Exercise
Will you print the material below without altering a single character?

Records from a collection
# # # # #

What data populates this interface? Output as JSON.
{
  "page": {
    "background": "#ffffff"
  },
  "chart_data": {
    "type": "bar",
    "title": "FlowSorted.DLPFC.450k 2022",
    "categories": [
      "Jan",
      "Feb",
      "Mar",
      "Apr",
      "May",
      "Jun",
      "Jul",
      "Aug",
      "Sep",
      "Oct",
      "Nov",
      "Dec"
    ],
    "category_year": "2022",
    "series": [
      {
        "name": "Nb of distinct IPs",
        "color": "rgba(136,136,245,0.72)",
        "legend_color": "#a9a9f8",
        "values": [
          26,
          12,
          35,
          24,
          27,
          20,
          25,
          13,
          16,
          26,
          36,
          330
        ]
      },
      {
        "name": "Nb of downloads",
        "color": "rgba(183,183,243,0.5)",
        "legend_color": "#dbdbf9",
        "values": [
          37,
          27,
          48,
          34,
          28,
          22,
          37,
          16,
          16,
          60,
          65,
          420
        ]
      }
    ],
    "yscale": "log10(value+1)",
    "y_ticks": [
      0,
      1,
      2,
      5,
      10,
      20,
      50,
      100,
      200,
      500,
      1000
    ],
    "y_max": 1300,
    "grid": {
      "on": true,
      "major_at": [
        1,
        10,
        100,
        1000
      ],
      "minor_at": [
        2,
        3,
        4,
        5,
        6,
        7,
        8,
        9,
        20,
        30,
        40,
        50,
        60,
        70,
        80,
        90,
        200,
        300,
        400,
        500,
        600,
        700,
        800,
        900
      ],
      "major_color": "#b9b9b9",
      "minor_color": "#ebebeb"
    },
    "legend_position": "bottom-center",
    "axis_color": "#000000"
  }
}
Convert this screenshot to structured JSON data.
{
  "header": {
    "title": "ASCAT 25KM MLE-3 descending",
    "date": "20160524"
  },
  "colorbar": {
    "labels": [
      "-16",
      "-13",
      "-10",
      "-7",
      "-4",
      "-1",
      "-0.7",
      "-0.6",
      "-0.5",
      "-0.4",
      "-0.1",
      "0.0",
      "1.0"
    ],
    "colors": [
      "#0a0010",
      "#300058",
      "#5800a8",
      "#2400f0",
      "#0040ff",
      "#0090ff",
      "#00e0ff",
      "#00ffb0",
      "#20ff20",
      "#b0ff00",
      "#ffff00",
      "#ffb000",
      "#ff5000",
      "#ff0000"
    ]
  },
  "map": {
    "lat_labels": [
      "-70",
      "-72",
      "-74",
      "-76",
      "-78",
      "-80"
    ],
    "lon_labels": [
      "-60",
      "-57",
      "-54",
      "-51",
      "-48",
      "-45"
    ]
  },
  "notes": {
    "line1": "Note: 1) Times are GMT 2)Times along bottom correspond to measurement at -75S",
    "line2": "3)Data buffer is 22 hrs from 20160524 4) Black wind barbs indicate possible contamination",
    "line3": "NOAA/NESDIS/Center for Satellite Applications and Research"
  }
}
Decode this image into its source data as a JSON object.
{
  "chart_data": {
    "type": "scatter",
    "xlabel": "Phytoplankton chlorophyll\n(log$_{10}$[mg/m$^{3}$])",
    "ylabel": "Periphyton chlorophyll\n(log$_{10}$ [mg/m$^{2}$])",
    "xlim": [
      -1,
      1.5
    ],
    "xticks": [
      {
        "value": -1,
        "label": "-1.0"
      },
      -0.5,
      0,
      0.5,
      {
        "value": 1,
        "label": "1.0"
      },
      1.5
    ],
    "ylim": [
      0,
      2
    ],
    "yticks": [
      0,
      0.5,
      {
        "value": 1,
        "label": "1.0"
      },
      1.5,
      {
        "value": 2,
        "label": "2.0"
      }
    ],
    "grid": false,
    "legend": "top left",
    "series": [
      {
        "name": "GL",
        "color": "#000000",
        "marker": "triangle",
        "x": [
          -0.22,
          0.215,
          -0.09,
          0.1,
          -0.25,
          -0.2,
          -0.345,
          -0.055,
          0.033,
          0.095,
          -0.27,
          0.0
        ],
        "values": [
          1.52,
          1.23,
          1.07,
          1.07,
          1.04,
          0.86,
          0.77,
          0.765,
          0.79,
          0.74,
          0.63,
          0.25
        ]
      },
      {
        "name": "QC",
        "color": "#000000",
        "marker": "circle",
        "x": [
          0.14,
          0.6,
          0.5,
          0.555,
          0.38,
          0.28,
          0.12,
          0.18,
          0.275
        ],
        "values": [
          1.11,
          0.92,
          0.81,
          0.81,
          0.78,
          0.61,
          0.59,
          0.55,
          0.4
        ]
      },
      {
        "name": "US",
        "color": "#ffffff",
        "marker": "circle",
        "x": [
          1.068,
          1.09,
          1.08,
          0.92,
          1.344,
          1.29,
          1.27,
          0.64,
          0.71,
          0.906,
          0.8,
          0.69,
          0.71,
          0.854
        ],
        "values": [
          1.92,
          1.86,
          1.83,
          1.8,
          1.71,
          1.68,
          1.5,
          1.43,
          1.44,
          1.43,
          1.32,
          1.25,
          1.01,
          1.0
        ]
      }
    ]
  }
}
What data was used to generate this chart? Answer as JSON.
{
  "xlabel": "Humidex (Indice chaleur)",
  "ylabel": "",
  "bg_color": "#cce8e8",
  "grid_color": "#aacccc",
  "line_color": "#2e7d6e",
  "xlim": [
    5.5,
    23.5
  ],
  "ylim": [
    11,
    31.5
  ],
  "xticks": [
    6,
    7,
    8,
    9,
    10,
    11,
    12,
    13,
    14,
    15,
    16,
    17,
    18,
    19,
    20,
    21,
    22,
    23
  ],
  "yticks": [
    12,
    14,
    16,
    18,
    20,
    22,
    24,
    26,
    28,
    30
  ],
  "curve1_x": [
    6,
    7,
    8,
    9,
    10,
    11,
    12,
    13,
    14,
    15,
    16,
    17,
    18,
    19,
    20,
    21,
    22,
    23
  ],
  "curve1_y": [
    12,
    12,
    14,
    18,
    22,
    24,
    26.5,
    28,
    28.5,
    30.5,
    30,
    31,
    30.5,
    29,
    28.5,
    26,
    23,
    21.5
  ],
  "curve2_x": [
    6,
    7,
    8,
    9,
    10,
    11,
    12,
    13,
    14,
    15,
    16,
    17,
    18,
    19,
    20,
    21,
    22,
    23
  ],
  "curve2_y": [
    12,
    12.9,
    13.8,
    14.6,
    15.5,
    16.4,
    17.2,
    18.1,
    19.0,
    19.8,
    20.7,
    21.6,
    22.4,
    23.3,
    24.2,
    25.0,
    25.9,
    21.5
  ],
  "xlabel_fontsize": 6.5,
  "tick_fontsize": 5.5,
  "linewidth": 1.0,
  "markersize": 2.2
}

# # # # #

Task response
What data populates this interface? Output as JSON.
{
  "page": {
    "background": "#ffffff"
  },
  "chart_data": {
    "type": "bar",
    "title": "FlowSorted.DLPFC.450k 2022",
    "categories": [
      "Jan",
      "Feb",
      "Mar",
      "Apr",
      "May",
      "Jun",
      "Jul",
      "Aug",
      "Sep",
      "Oct",
      "Nov",
      "Dec"
    ],
    "category_year": "2022",
    "series": [
      {
        "name": "Nb of distinct IPs",
        "color": "rgba(136,136,245,0.72)",
        "legend_color": "#a9a9f8",
        "values": [
          26,
          12,
          35,
          24,
          27,
          20,
          25,
          13,
          16,
          26,
          36,
          330
        ]
      },
      {
        "name": "Nb of downloads",
        "color": "rgba(183,183,243,0.5)",
        "legend_color": "#dbdbf9",
        "values": [
          37,
          27,
          48,
          34,
          28,
          22,
          37,
          16,
          16,
          60,
          65,
          420
        ]
      }
    ],
    "yscale": "log10(value+1)",
    "y_ticks": [
      0,
      1,
      2,
      5,
      10,
      20,
      50,
      100,
      200,
      500,
      1000
    ],
    "y_max": 1300,
    "grid": {
      "on": true,
      "major_at": [
        1,
        10,
        100,
        1000
      ],
      "minor_at": [
        2,
        3,
        4,
        5,
        6,
        7,
        8,
        9,
        20,
        30,
        40,
        50,
        60,
        70,
        80,
        90,
        200,
        300,
        400,
        500,
        600,
        700,
        800,
        900
      ],
      "major_color": "#b9b9b9",
      "minor_color": "#ebebeb"
    },
    "legend_position": "bottom-center",
    "axis_color": "#000000"
  }
}
Convert this screenshot to structured JSON data.
{
  "header": {
    "title": "ASCAT 25KM MLE-3 descending",
    "date": "20160524"
  },
  "colorbar": {
    "labels": [
      "-16",
      "-13",
      "-10",
      "-7",
      "-4",
      "-1",
      "-0.7",
      "-0.6",
      "-0.5",
      "-0.4",
      "-0.1",
      "0.0",
      "1.0"
    ],
    "colors": [
      "#0a0010",
      "#300058",
      "#5800a8",
      "#2400f0",
      "#0040ff",
      "#0090ff",
      "#00e0ff",
      "#00ffb0",
      "#20ff20",
      "#b0ff00",
      "#ffff00",
      "#ffb000",
      "#ff5000",
      "#ff0000"
    ]
  },
  "map": {
    "lat_labels": [
      "-70",
      "-72",
      "-74",
      "-76",
      "-78",
      "-80"
    ],
    "lon_labels": [
      "-60",
      "-57",
      "-54",
      "-51",
      "-48",
      "-45"
    ]
  },
  "notes": {
    "line1": "Note: 1) Times are GMT 2)Times along bottom correspond to measurement at -75S",
    "line2": "3)Data buffer is 22 hrs from 20160524 4) Black wind barbs indicate possible contamination",
    "line3": "NOAA/NESDIS/Center for Satellite Applications and Research"
  }
}
Decode this image into its source data as a JSON object.
{
  "chart_data": {
    "type": "scatter",
    "xlabel": "Phytoplankton chlorophyll\n(log$_{10}$[mg/m$^{3}$])",
    "ylabel": "Periphyton chlorophyll\n(log$_{10}$ [mg/m$^{2}$])",
    "xlim": [
      -1,
      1.5
    ],
    "xticks": [
      {
        "value": -1,
        "label": "-1.0"
      },
      -0.5,
      0,
      0.5,
      {
        "value": 1,
        "label": "1.0"
      },
      1.5
    ],
    "ylim": [
      0,
      2
    ],
    "yticks": [
      0,
      0.5,
      {
        "value": 1,
        "label": "1.0"
      },
      1.5,
      {
        "value": 2,
        "label": "2.0"
      }
    ],
    "grid": false,
    "legend": "top left",
    "series": [
      {
        "name": "GL",
        "color": "#000000",
        "marker": "triangle",
        "x": [
          -0.22,
          0.215,
          -0.09,
          0.1,
          -0.25,
          -0.2,
          -0.345,
          -0.055,
          0.033,
          0.095,
          -0.27,
          0.0
        ],
        "values": [
          1.52,
          1.23,
          1.07,
          1.07,
          1.04,
          0.86,
          0.77,
          0.765,
          0.79,
          0.74,
          0.63,
          0.25
        ]
      },
      {
        "name": "QC",
        "color": "#000000",
        "marker": "circle",
        "x": [
          0.14,
          0.6,
          0.5,
          0.555,
          0.38,
          0.28,
          0.12,
          0.18,
          0.275
        ],
        "values": [
          1.11,
          0.92,
          0.81,
          0.81,
          0.78,
          0.61,
          0.59,
          0.55,
          0.4
        ]
      },
      {
        "name": "US",
        "color": "#ffffff",
        "marker": "circle",
        "x": [
          1.068,
          1.09,
          1.08,
          0.92,
          1.344,
          1.29,
          1.27,
          0.64,
          0.71,
          0.906,
          0.8,
          0.69,
          0.71,
          0.854
        ],
        "values": [
          1.92,
          1.86,
          1.83,
          1.8,
          1.71,
          1.68,
          1.5,
          1.43,
          1.44,
          1.43,
          1.32,
          1.25,
          1.01,
          1.0
        ]
      }
    ]
  }
}
What data was used to generate this chart? Answer as JSON.
{
  "xlabel": "Humidex (Indice chaleur)",
  "ylabel": "",
  "bg_color": "#cce8e8",
  "grid_color": "#aacccc",
  "line_color": "#2e7d6e",
  "xlim": [
    5.5,
    23.5
  ],
  "ylim": [
    11,
    31.5
  ],
  "xticks": [
    6,
    7,
    8,
    9,
    10,
    11,
    12,
    13,
    14,
    15,
    16,
    17,
    18,
    19,
    20,
    21,
    22,
    23
  ],
  "yticks": [
    12,
    14,
    16,
    18,
    20,
    22,
    24,
    26,
    28,
    30
  ],
  "curve1_x": [
    6,
    7,
    8,
    9,
    10,
    11,
    12,
    13,
    14,
    15,
    16,
    17,
    18,
    19,
    20,
    21,
    22,
    23
  ],
  "curve1_y": [
    12,
    12,
    14,
    18,
    22,
    24,
    26.5,
    28,
    28.5,
    30.5,
    30,
    31,
    30.5,
    29,
    28.5,
    26,
    23,
    21.5
  ],
  "curve2_x": [
    6,
    7,
    8,
    9,
    10,
    11,
    12,
    13,
    14,
    15,
    16,
    17,
    18,
    19,
    20,
    21,
    22,
    23
  ],
  "curve2_y": [
    12,
    12.9,
    13.8,
    14.6,
    15.5,
    16.4,
    17.2,
    18.1,
    19.0,
    19.8,
    20.7,
    21.6,
    22.4,
    23.3,
    24.2,
    25.0,
    25.9,
    21.5
  ],
  "xlabel_fontsize": 6.5,
  "tick_fontsize": 5.5,
  "linewidth": 1.0,
  "markersize": 2.2
}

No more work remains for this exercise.